### ENTRIES
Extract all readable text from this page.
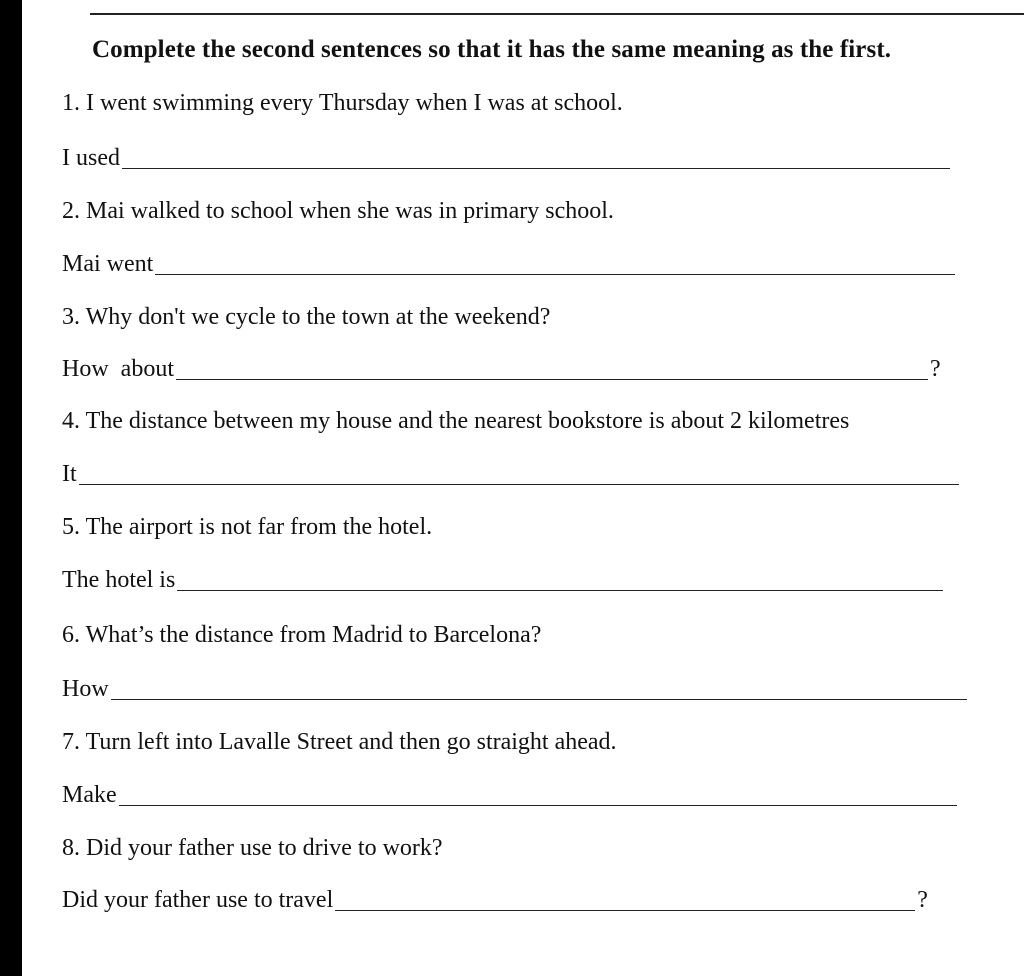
Complete the second sentences so that it has the same meaning as the first.
1. I went swimming every Thursday when I was at school.
I used
2. Mai walked to school when she was in primary school.
Mai went
3. Why don't we cycle to the town at the weekend?
How  about	?
4. The distance between my house and the nearest bookstore is about 2 kilometres
It
5. The airport is not far from the hotel.
The hotel is
6. What’s the distance from Madrid to Barcelona?
How
7. Turn left into Lavalle Street and then go straight ahead.
Make
8. Did your father use to drive to work?
Did your father use to travel	?
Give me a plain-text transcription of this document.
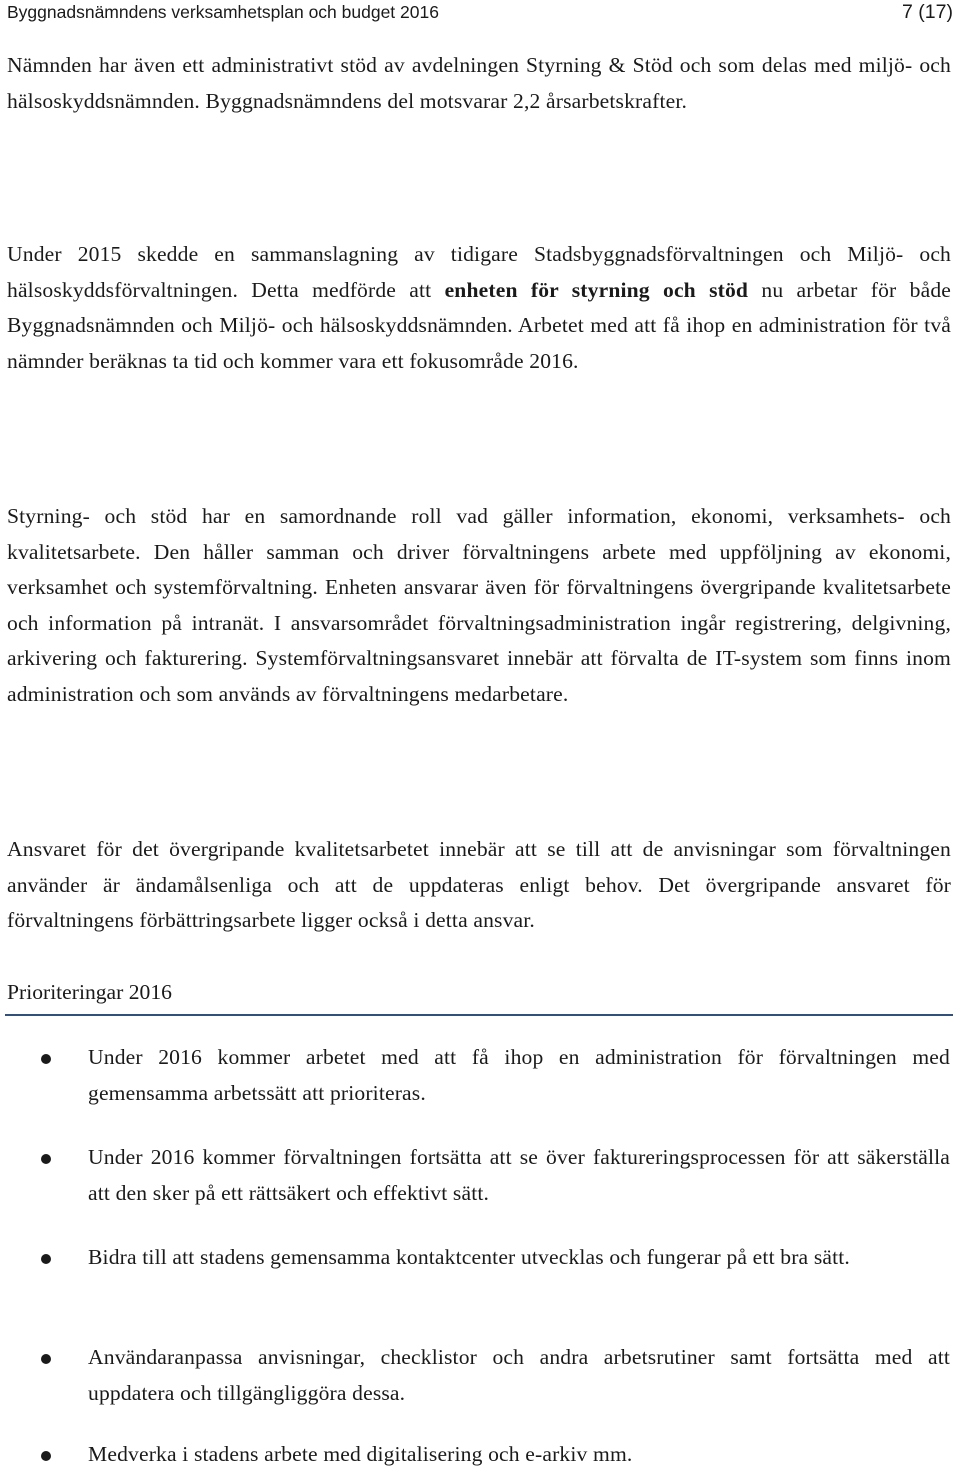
Byggnadsnämndens verksamhetsplan och budget 2016	7 (17)

Nämnden har även ett administrativt stöd av avdelningen Styrning & Stöd och som delas med miljö- och hälsoskyddsnämnden. Byggnadsnämndens del motsvarar 2,2 årsarbetskrafter.

Under 2015 skedde en sammanslagning av tidigare Stadsbyggnadsförvaltningen och Miljö- och hälsoskyddsförvaltningen. Detta medförde att enheten för styrning och stöd nu arbetar för både Byggnadsnämnden och Miljö- och hälsoskyddsnämnden. Arbetet med att få ihop en administration för två nämnder beräknas ta tid och kommer vara ett fokusområde 2016.

Styrning- och stöd har en samordnande roll vad gäller information, ekonomi, verksamhets- och kvalitetsarbete. Den håller samman och driver förvaltningens arbete med uppföljning av ekonomi, verksamhet och systemförvaltning. Enheten ansvarar även för förvaltningens övergripande kvalitetsarbete och information på intranät. I ansvarsområdet förvaltningsadministration ingår registrering, delgivning, arkivering och fakturering. Systemförvaltningsansvaret innebär att förvalta de IT-system som finns inom administration och som används av förvaltningens medarbetare.

Ansvaret för det övergripande kvalitetsarbetet innebär att se till att de anvisningar som förvaltningen använder är ändamålsenliga och att de uppdateras enligt behov. Det övergripande ansvaret för förvaltningens förbättringsarbete ligger också i detta ansvar.

Prioriteringar 2016
Under 2016 kommer arbetet med att få ihop en administration för förvaltningen med gemensamma arbetssätt att prioriteras.
Under 2016 kommer förvaltningen fortsätta att se över faktureringsprocessen för att säkerställa att den sker på ett rättsäkert och effektivt sätt.
Bidra till att stadens gemensamma kontaktcenter utvecklas och fungerar på ett bra sätt.
Användaranpassa anvisningar, checklistor och andra arbetsrutiner samt fortsätta med att uppdatera och tillgängliggöra dessa.
Medverka i stadens arbete med digitalisering och e-arkiv mm.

### WHAT YOU HAVE TO DO
Extract all the entries word for word; omit any pictures.

### ANSWER FOR THIS EXERCISE
Extract all readable text from this page.
Complete the second sentences so that it has the same meaning as the first.
1. I went swimming every Thursday when I was at school.
I used
2. Mai walked to school when she was in primary school.
Mai went
3. Why don't we cycle to the town at the weekend?
How  about	?
4. The distance between my house and the nearest bookstore is about 2 kilometres
It
5. The airport is not far from the hotel.
The hotel is
6. What’s the distance from Madrid to Barcelona?
How
7. Turn left into Lavalle Street and then go straight ahead.
Make
8. Did your father use to drive to work?
Did your father use to travel	?
Give me a plain-text transcription of this document.
Byggnadsnämndens verksamhetsplan och budget 2016	7 (17)

Nämnden har även ett administrativt stöd av avdelningen Styrning & Stöd och som delas med miljö- och hälsoskyddsnämnden. Byggnadsnämndens del motsvarar 2,2 årsarbetskrafter.

Under 2015 skedde en sammanslagning av tidigare Stadsbyggnadsförvaltningen och Miljö- och hälsoskyddsförvaltningen. Detta medförde att enheten för styrning och stöd nu arbetar för både Byggnadsnämnden och Miljö- och hälsoskyddsnämnden. Arbetet med att få ihop en administration för två nämnder beräknas ta tid och kommer vara ett fokusområde 2016.

Styrning- och stöd har en samordnande roll vad gäller information, ekonomi, verksamhets- och kvalitetsarbete. Den håller samman och driver förvaltningens arbete med uppföljning av ekonomi, verksamhet och systemförvaltning. Enheten ansvarar även för förvaltningens övergripande kvalitetsarbete och information på intranät. I ansvarsområdet förvaltningsadministration ingår registrering, delgivning, arkivering och fakturering. Systemförvaltningsansvaret innebär att förvalta de IT-system som finns inom administration och som används av förvaltningens medarbetare.

Ansvaret för det övergripande kvalitetsarbetet innebär att se till att de anvisningar som förvaltningen använder är ändamålsenliga och att de uppdateras enligt behov. Det övergripande ansvaret för förvaltningens förbättringsarbete ligger också i detta ansvar.

Prioriteringar 2016
Under 2016 kommer arbetet med att få ihop en administration för förvaltningen med gemensamma arbetssätt att prioriteras.
Under 2016 kommer förvaltningen fortsätta att se över faktureringsprocessen för att säkerställa att den sker på ett rättsäkert och effektivt sätt.
Bidra till att stadens gemensamma kontaktcenter utvecklas och fungerar på ett bra sätt.
Användaranpassa anvisningar, checklistor och andra arbetsrutiner samt fortsätta med att uppdatera och tillgängliggöra dessa.
Medverka i stadens arbete med digitalisering och e-arkiv mm.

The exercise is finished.